WHAT IS BEING ASKED: In your copy, include every line of the listing below exactly but none of the pictures.

— Begin RECORDS SHOWN —

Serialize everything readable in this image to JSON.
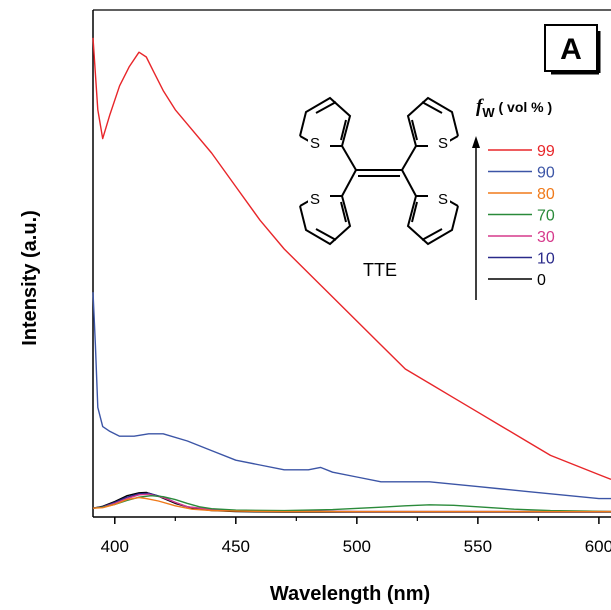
{
  "chart_data": {
    "type": "line",
    "panel_label": "A",
    "xlabel": "Wavelength (nm)",
    "ylabel": "Intensity (a.u.)",
    "xlim": [
      391,
      605
    ],
    "ylim": [
      0,
      100
    ],
    "xticks": [
      400,
      450,
      500,
      550,
      600
    ],
    "y_tick_labels": false,
    "legend_title_main": "f",
    "legend_title_sub": "W",
    "legend_title_unit": " ( vol % )",
    "legend_position": "top-right",
    "molecule_label": "TTE",
    "molecule_atom": "S",
    "series": [
      {
        "name": "99",
        "color": "#e8262a",
        "x": [
          391,
          393,
          395,
          398,
          402,
          406,
          410,
          413,
          416,
          420,
          425,
          430,
          440,
          450,
          460,
          470,
          480,
          484,
          490,
          500,
          510,
          520,
          530,
          540,
          550,
          560,
          570,
          580,
          590,
          600,
          605
        ],
        "y": [
          99,
          84,
          78,
          83,
          89,
          93,
          96,
          95,
          92,
          88,
          84,
          81,
          75,
          68,
          61,
          55,
          50,
          48,
          45,
          40,
          35,
          30,
          27,
          24,
          21,
          18,
          15,
          12,
          10,
          8,
          7
        ]
      },
      {
        "name": "90",
        "color": "#3c55a6",
        "x": [
          391,
          392,
          393,
          395,
          398,
          402,
          408,
          414,
          420,
          430,
          440,
          450,
          460,
          470,
          480,
          485,
          490,
          500,
          510,
          520,
          530,
          540,
          550,
          560,
          570,
          580,
          590,
          600,
          605
        ],
        "y": [
          46,
          35,
          22,
          18,
          17,
          16,
          16,
          16.5,
          16.5,
          15,
          13,
          11,
          10,
          9,
          9,
          9.5,
          8.5,
          7.5,
          6.5,
          6.5,
          6.5,
          6,
          5.5,
          5,
          4.5,
          4,
          3.5,
          3,
          3
        ]
      },
      {
        "name": "80",
        "color": "#f07a1a",
        "x": [
          391,
          395,
          400,
          405,
          410,
          413,
          418,
          425,
          432,
          440,
          450,
          470,
          500,
          530,
          560,
          605
        ],
        "y": [
          1.0,
          1.1,
          1.8,
          2.8,
          3.2,
          3.0,
          2.5,
          1.5,
          0.8,
          0.5,
          0.4,
          0.3,
          0.3,
          0.3,
          0.3,
          0.3
        ]
      },
      {
        "name": "70",
        "color": "#2a8a3a",
        "x": [
          391,
          395,
          400,
          405,
          410,
          415,
          420,
          425,
          430,
          435,
          440,
          450,
          470,
          490,
          510,
          520,
          530,
          540,
          550,
          565,
          580,
          595,
          605
        ],
        "y": [
          1.0,
          1.2,
          1.8,
          2.6,
          3.3,
          3.6,
          3.4,
          2.8,
          2.0,
          1.3,
          0.9,
          0.6,
          0.5,
          0.7,
          1.2,
          1.5,
          1.7,
          1.6,
          1.3,
          0.8,
          0.5,
          0.4,
          0.3
        ]
      },
      {
        "name": "30",
        "color": "#d63a8c",
        "x": [
          391,
          395,
          400,
          405,
          410,
          414,
          420,
          425,
          430,
          440,
          450,
          470,
          500,
          530,
          560,
          605
        ],
        "y": [
          1.0,
          1.2,
          2.0,
          3.0,
          3.8,
          3.9,
          3.2,
          2.2,
          1.3,
          0.7,
          0.5,
          0.4,
          0.3,
          0.3,
          0.3,
          0.3
        ]
      },
      {
        "name": "10",
        "color": "#2a2a8a",
        "x": [
          391,
          395,
          400,
          405,
          410,
          414,
          420,
          425,
          430,
          440,
          450,
          470,
          500,
          530,
          560,
          605
        ],
        "y": [
          1.0,
          1.3,
          2.2,
          3.3,
          4.0,
          4.1,
          3.3,
          2.2,
          1.3,
          0.7,
          0.5,
          0.4,
          0.3,
          0.3,
          0.3,
          0.3
        ]
      },
      {
        "name": "0",
        "color": "#000000",
        "x": [
          391,
          395,
          400,
          405,
          410,
          413,
          418,
          425,
          432,
          440,
          450,
          470,
          500,
          530,
          560,
          605
        ],
        "y": [
          1.0,
          1.4,
          2.4,
          3.6,
          4.2,
          4.3,
          3.5,
          2.0,
          1.0,
          0.5,
          0.3,
          0.2,
          0.2,
          0.2,
          0.2,
          0.2
        ]
      }
    ]
  }
}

— End RECORDS SHOWN —

RESPONSE TO THIS EXERCISE:
Serialize everything readable in this image to JSON.
{
  "chart_data": {
    "type": "line",
    "panel_label": "A",
    "xlabel": "Wavelength (nm)",
    "ylabel": "Intensity (a.u.)",
    "xlim": [
      391,
      605
    ],
    "ylim": [
      0,
      100
    ],
    "xticks": [
      400,
      450,
      500,
      550,
      600
    ],
    "y_tick_labels": false,
    "legend_title_main": "f",
    "legend_title_sub": "W",
    "legend_title_unit": " ( vol % )",
    "legend_position": "top-right",
    "molecule_label": "TTE",
    "molecule_atom": "S",
    "series": [
      {
        "name": "99",
        "color": "#e8262a",
        "x": [
          391,
          393,
          395,
          398,
          402,
          406,
          410,
          413,
          416,
          420,
          425,
          430,
          440,
          450,
          460,
          470,
          480,
          484,
          490,
          500,
          510,
          520,
          530,
          540,
          550,
          560,
          570,
          580,
          590,
          600,
          605
        ],
        "y": [
          99,
          84,
          78,
          83,
          89,
          93,
          96,
          95,
          92,
          88,
          84,
          81,
          75,
          68,
          61,
          55,
          50,
          48,
          45,
          40,
          35,
          30,
          27,
          24,
          21,
          18,
          15,
          12,
          10,
          8,
          7
        ]
      },
      {
        "name": "90",
        "color": "#3c55a6",
        "x": [
          391,
          392,
          393,
          395,
          398,
          402,
          408,
          414,
          420,
          430,
          440,
          450,
          460,
          470,
          480,
          485,
          490,
          500,
          510,
          520,
          530,
          540,
          550,
          560,
          570,
          580,
          590,
          600,
          605
        ],
        "y": [
          46,
          35,
          22,
          18,
          17,
          16,
          16,
          16.5,
          16.5,
          15,
          13,
          11,
          10,
          9,
          9,
          9.5,
          8.5,
          7.5,
          6.5,
          6.5,
          6.5,
          6,
          5.5,
          5,
          4.5,
          4,
          3.5,
          3,
          3
        ]
      },
      {
        "name": "80",
        "color": "#f07a1a",
        "x": [
          391,
          395,
          400,
          405,
          410,
          413,
          418,
          425,
          432,
          440,
          450,
          470,
          500,
          530,
          560,
          605
        ],
        "y": [
          1.0,
          1.1,
          1.8,
          2.8,
          3.2,
          3.0,
          2.5,
          1.5,
          0.8,
          0.5,
          0.4,
          0.3,
          0.3,
          0.3,
          0.3,
          0.3
        ]
      },
      {
        "name": "70",
        "color": "#2a8a3a",
        "x": [
          391,
          395,
          400,
          405,
          410,
          415,
          420,
          425,
          430,
          435,
          440,
          450,
          470,
          490,
          510,
          520,
          530,
          540,
          550,
          565,
          580,
          595,
          605
        ],
        "y": [
          1.0,
          1.2,
          1.8,
          2.6,
          3.3,
          3.6,
          3.4,
          2.8,
          2.0,
          1.3,
          0.9,
          0.6,
          0.5,
          0.7,
          1.2,
          1.5,
          1.7,
          1.6,
          1.3,
          0.8,
          0.5,
          0.4,
          0.3
        ]
      },
      {
        "name": "30",
        "color": "#d63a8c",
        "x": [
          391,
          395,
          400,
          405,
          410,
          414,
          420,
          425,
          430,
          440,
          450,
          470,
          500,
          530,
          560,
          605
        ],
        "y": [
          1.0,
          1.2,
          2.0,
          3.0,
          3.8,
          3.9,
          3.2,
          2.2,
          1.3,
          0.7,
          0.5,
          0.4,
          0.3,
          0.3,
          0.3,
          0.3
        ]
      },
      {
        "name": "10",
        "color": "#2a2a8a",
        "x": [
          391,
          395,
          400,
          405,
          410,
          414,
          420,
          425,
          430,
          440,
          450,
          470,
          500,
          530,
          560,
          605
        ],
        "y": [
          1.0,
          1.3,
          2.2,
          3.3,
          4.0,
          4.1,
          3.3,
          2.2,
          1.3,
          0.7,
          0.5,
          0.4,
          0.3,
          0.3,
          0.3,
          0.3
        ]
      },
      {
        "name": "0",
        "color": "#000000",
        "x": [
          391,
          395,
          400,
          405,
          410,
          413,
          418,
          425,
          432,
          440,
          450,
          470,
          500,
          530,
          560,
          605
        ],
        "y": [
          1.0,
          1.4,
          2.4,
          3.6,
          4.2,
          4.3,
          3.5,
          2.0,
          1.0,
          0.5,
          0.3,
          0.2,
          0.2,
          0.2,
          0.2,
          0.2
        ]
      }
    ]
  }
}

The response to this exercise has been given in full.